→ **WRITTEN PROBLEM**
In the listing below, count the lines with "livres" and report only the figure.

→ **RAW DATA**
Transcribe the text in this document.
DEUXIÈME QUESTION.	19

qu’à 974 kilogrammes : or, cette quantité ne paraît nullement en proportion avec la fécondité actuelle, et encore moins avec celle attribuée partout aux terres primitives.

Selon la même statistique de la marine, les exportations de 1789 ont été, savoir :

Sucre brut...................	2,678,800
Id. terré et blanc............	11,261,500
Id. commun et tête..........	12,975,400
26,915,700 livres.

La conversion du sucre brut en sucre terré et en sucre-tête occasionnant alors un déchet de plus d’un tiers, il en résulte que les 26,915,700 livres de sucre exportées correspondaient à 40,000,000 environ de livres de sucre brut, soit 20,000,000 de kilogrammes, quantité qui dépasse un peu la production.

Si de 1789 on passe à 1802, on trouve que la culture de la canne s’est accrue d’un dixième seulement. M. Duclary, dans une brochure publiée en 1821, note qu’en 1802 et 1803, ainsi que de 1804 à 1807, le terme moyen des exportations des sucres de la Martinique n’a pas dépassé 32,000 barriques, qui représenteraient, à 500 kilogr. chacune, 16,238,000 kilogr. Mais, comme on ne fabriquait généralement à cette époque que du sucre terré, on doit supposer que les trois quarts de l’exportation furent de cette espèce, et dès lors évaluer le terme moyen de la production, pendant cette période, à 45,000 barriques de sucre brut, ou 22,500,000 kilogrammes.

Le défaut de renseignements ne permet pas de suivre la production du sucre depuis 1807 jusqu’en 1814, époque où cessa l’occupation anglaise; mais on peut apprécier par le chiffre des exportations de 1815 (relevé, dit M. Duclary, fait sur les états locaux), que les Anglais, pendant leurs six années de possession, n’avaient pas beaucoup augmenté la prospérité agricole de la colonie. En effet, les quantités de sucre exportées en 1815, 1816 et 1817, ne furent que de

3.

→ **RESPONSE FOR THIS EXERCISE**
2